*Records to use*:
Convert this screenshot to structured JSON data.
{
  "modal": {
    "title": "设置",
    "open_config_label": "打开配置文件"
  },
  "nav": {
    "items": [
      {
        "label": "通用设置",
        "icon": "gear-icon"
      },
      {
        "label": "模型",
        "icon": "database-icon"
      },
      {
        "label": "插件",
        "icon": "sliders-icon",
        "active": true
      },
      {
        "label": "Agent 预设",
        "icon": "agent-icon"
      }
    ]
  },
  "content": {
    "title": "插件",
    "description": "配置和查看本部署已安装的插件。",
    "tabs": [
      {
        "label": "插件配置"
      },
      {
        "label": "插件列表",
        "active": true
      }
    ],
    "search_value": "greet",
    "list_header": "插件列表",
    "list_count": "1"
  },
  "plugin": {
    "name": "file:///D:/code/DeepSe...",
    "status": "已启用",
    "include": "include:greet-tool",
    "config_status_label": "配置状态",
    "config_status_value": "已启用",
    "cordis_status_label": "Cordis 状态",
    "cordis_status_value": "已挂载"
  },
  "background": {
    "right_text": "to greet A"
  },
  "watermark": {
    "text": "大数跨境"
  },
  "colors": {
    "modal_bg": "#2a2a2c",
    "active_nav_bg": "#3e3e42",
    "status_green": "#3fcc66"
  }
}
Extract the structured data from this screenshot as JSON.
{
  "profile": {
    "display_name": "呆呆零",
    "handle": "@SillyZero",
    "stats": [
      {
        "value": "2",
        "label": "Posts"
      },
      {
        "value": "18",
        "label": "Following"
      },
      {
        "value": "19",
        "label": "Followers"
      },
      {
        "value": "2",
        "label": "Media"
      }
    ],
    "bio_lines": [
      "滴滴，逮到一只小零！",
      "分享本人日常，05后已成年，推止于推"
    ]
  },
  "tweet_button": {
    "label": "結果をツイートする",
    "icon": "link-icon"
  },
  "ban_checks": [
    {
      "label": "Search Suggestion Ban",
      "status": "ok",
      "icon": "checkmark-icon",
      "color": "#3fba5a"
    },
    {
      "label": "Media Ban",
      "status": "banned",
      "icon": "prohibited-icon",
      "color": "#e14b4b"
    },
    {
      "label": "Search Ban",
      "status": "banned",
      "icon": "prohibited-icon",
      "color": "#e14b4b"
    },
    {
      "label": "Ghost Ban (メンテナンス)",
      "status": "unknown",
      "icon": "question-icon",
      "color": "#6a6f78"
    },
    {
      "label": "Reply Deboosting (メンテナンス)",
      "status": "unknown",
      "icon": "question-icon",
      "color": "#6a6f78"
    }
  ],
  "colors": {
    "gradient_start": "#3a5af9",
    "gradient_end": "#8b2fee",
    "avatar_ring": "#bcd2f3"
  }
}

*The request*: Provide all the records again, word for word.

*Complete answer*:
Convert this screenshot to structured JSON data.
{
  "modal": {
    "title": "设置",
    "open_config_label": "打开配置文件"
  },
  "nav": {
    "items": [
      {
        "label": "通用设置",
        "icon": "gear-icon"
      },
      {
        "label": "模型",
        "icon": "database-icon"
      },
      {
        "label": "插件",
        "icon": "sliders-icon",
        "active": true
      },
      {
        "label": "Agent 预设",
        "icon": "agent-icon"
      }
    ]
  },
  "content": {
    "title": "插件",
    "description": "配置和查看本部署已安装的插件。",
    "tabs": [
      {
        "label": "插件配置"
      },
      {
        "label": "插件列表",
        "active": true
      }
    ],
    "search_value": "greet",
    "list_header": "插件列表",
    "list_count": "1"
  },
  "plugin": {
    "name": "file:///D:/code/DeepSe...",
    "status": "已启用",
    "include": "include:greet-tool",
    "config_status_label": "配置状态",
    "config_status_value": "已启用",
    "cordis_status_label": "Cordis 状态",
    "cordis_status_value": "已挂载"
  },
  "background": {
    "right_text": "to greet A"
  },
  "watermark": {
    "text": "大数跨境"
  },
  "colors": {
    "modal_bg": "#2a2a2c",
    "active_nav_bg": "#3e3e42",
    "status_green": "#3fcc66"
  }
}
Extract the structured data from this screenshot as JSON.
{
  "profile": {
    "display_name": "呆呆零",
    "handle": "@SillyZero",
    "stats": [
      {
        "value": "2",
        "label": "Posts"
      },
      {
        "value": "18",
        "label": "Following"
      },
      {
        "value": "19",
        "label": "Followers"
      },
      {
        "value": "2",
        "label": "Media"
      }
    ],
    "bio_lines": [
      "滴滴，逮到一只小零！",
      "分享本人日常，05后已成年，推止于推"
    ]
  },
  "tweet_button": {
    "label": "結果をツイートする",
    "icon": "link-icon"
  },
  "ban_checks": [
    {
      "label": "Search Suggestion Ban",
      "status": "ok",
      "icon": "checkmark-icon",
      "color": "#3fba5a"
    },
    {
      "label": "Media Ban",
      "status": "banned",
      "icon": "prohibited-icon",
      "color": "#e14b4b"
    },
    {
      "label": "Search Ban",
      "status": "banned",
      "icon": "prohibited-icon",
      "color": "#e14b4b"
    },
    {
      "label": "Ghost Ban (メンテナンス)",
      "status": "unknown",
      "icon": "question-icon",
      "color": "#6a6f78"
    },
    {
      "label": "Reply Deboosting (メンテナンス)",
      "status": "unknown",
      "icon": "question-icon",
      "color": "#6a6f78"
    }
  ],
  "colors": {
    "gradient_start": "#3a5af9",
    "gradient_end": "#8b2fee",
    "avatar_ring": "#bcd2f3"
  }
}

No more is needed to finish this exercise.